**MATERIAL FOR THIS EXERCISE**
----
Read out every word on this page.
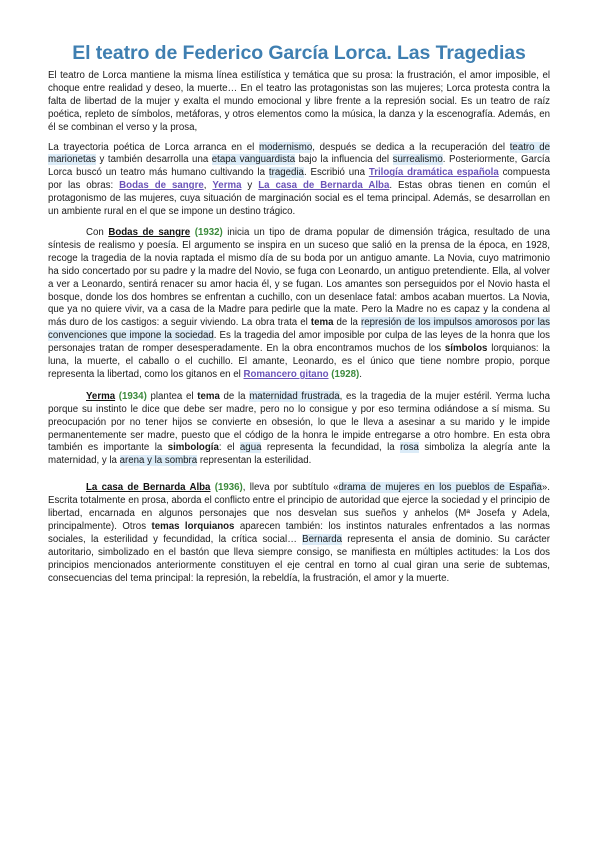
El teatro de Federico García Lorca. Las Tragedias

El teatro de Lorca mantiene la misma línea estilística y temática que su prosa: la frustración, el amor imposible, el choque entre realidad y deseo, la muerte… En el teatro las protagonistas son las mujeres; Lorca protesta contra la falta de libertad de la mujer y exalta el mundo emocional y libre frente a la represión social. Es un teatro de raíz poética, repleto de símbolos, metáforas, y otros elementos como la música, la danza y la escenografía. Además, en él se combinan el verso y la prosa,

La trayectoria poética de Lorca arranca en el modernismo, después se dedica a la recuperación del teatro de marionetas y también desarrolla una etapa vanguardista bajo la influencia del surrealismo. Posteriormente, García Lorca buscó un teatro más humano cultivando la tragedia. Escribió una Trilogía dramática española compuesta por las obras: Bodas de sangre, Yerma y La casa de Bernarda Alba. Estas obras tienen en común el protagonismo de las mujeres, cuya situación de marginación social es el tema principal. Además, se desarrollan en un ambiente rural en el que se impone un destino trágico.

Con Bodas de sangre (1932) inicia un tipo de drama popular de dimensión trágica, resultado de una síntesis de realismo y poesía. El argumento se inspira en un suceso que salió en la prensa de la época, en 1928, recoge la tragedia de la novia raptada el mismo día de su boda por un antiguo amante. La Novia, cuyo matrimonio ha sido concertado por su padre y la madre del Novio, se fuga con Leonardo, un antiguo pretendiente. Ella, al volver a ver a Leonardo, sentirá renacer su amor hacia él, y se fugan. Los amantes son perseguidos por el Novio hasta el bosque, donde los dos hombres se enfrentan a cuchillo, con un desenlace fatal: ambos acaban muertos. La Novia, que ya no quiere vivir, va a casa de la Madre para pedirle que la mate. Pero la Madre no es capaz y la condena al más duro de los castigos: a seguir viviendo. La obra trata el tema de la represión de los impulsos amorosos por las convenciones que impone la sociedad. Es la tragedia del amor imposible por culpa de las leyes de la honra que los personajes tratan de romper desesperadamente. En la obra encontramos muchos de los símbolos lorquianos: la luna, la muerte, el caballo o el cuchillo. El amante, Leonardo, es el único que tiene nombre propio, porque representa la libertad, como los gitanos en el Romancero gitano (1928).

Yerma (1934) plantea el tema de la maternidad frustrada, es la tragedia de la mujer estéril. Yerma lucha porque su instinto le dice que debe ser madre, pero no lo consigue y por eso termina odiándose a sí misma. Su preocupación por no tener hijos se convierte en obsesión, lo que le lleva a asesinar a su marido y le impide permanentemente ser madre, puesto que el código de la honra le impide entregarse a otro hombre. En esta obra también es importante la simbología: el agua representa la fecundidad, la rosa simboliza la alegría ante la maternidad, y la arena y la sombra representan la esterilidad.

La casa de Bernarda Alba (1936), lleva por subtítulo «drama de mujeres en los pueblos de España». Escrita totalmente en prosa, aborda el conflicto entre el principio de autoridad que ejerce la sociedad y el principio de libertad, encarnada en algunos personajes que nos desvelan sus sueños y anhelos (Mª Josefa y Adela, principalmente). Otros temas lorquianos aparecen también: los instintos naturales enfrentados a las normas sociales, la esterilidad y fecundidad, la crítica social… Bernarda representa el ansia de dominio. Su carácter autoritario, simbolizado en el bastón que lleva siempre consigo, se manifiesta en múltiples actitudes: la Los dos principios mencionados anteriormente constituyen el eje central en torno al cual giran una serie de subtemas, consecuencias del tema principal: la represión, la rebeldía, la frustración, el amor y la muerte.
----
**YOUR INSTRUCTIONS**
Can you repeat every record above exactly, apart from the pictures?

**RESULT BELOW**
Read out every word on this page.
El teatro de Federico García Lorca. Las Tragedias

El teatro de Lorca mantiene la misma línea estilística y temática que su prosa: la frustración, el amor imposible, el choque entre realidad y deseo, la muerte… En el teatro las protagonistas son las mujeres; Lorca protesta contra la falta de libertad de la mujer y exalta el mundo emocional y libre frente a la represión social. Es un teatro de raíz poética, repleto de símbolos, metáforas, y otros elementos como la música, la danza y la escenografía. Además, en él se combinan el verso y la prosa,

La trayectoria poética de Lorca arranca en el modernismo, después se dedica a la recuperación del teatro de marionetas y también desarrolla una etapa vanguardista bajo la influencia del surrealismo. Posteriormente, García Lorca buscó un teatro más humano cultivando la tragedia. Escribió una Trilogía dramática española compuesta por las obras: Bodas de sangre, Yerma y La casa de Bernarda Alba. Estas obras tienen en común el protagonismo de las mujeres, cuya situación de marginación social es el tema principal. Además, se desarrollan en un ambiente rural en el que se impone un destino trágico.

Con Bodas de sangre (1932) inicia un tipo de drama popular de dimensión trágica, resultado de una síntesis de realismo y poesía. El argumento se inspira en un suceso que salió en la prensa de la época, en 1928, recoge la tragedia de la novia raptada el mismo día de su boda por un antiguo amante. La Novia, cuyo matrimonio ha sido concertado por su padre y la madre del Novio, se fuga con Leonardo, un antiguo pretendiente. Ella, al volver a ver a Leonardo, sentirá renacer su amor hacia él, y se fugan. Los amantes son perseguidos por el Novio hasta el bosque, donde los dos hombres se enfrentan a cuchillo, con un desenlace fatal: ambos acaban muertos. La Novia, que ya no quiere vivir, va a casa de la Madre para pedirle que la mate. Pero la Madre no es capaz y la condena al más duro de los castigos: a seguir viviendo. La obra trata el tema de la represión de los impulsos amorosos por las convenciones que impone la sociedad. Es la tragedia del amor imposible por culpa de las leyes de la honra que los personajes tratan de romper desesperadamente. En la obra encontramos muchos de los símbolos lorquianos: la luna, la muerte, el caballo o el cuchillo. El amante, Leonardo, es el único que tiene nombre propio, porque representa la libertad, como los gitanos en el Romancero gitano (1928).

Yerma (1934) plantea el tema de la maternidad frustrada, es la tragedia de la mujer estéril. Yerma lucha porque su instinto le dice que debe ser madre, pero no lo consigue y por eso termina odiándose a sí misma. Su preocupación por no tener hijos se convierte en obsesión, lo que le lleva a asesinar a su marido y le impide permanentemente ser madre, puesto que el código de la honra le impide entregarse a otro hombre. En esta obra también es importante la simbología: el agua representa la fecundidad, la rosa simboliza la alegría ante la maternidad, y la arena y la sombra representan la esterilidad.

La casa de Bernarda Alba (1936), lleva por subtítulo «drama de mujeres en los pueblos de España». Escrita totalmente en prosa, aborda el conflicto entre el principio de autoridad que ejerce la sociedad y el principio de libertad, encarnada en algunos personajes que nos desvelan sus sueños y anhelos (Mª Josefa y Adela, principalmente). Otros temas lorquianos aparecen también: los instintos naturales enfrentados a las normas sociales, la esterilidad y fecundidad, la crítica social… Bernarda representa el ansia de dominio. Su carácter autoritario, simbolizado en el bastón que lleva siempre consigo, se manifiesta en múltiples actitudes: la Los dos principios mencionados anteriormente constituyen el eje central en torno al cual giran una serie de subtemas, consecuencias del tema principal: la represión, la rebeldía, la frustración, el amor y la muerte.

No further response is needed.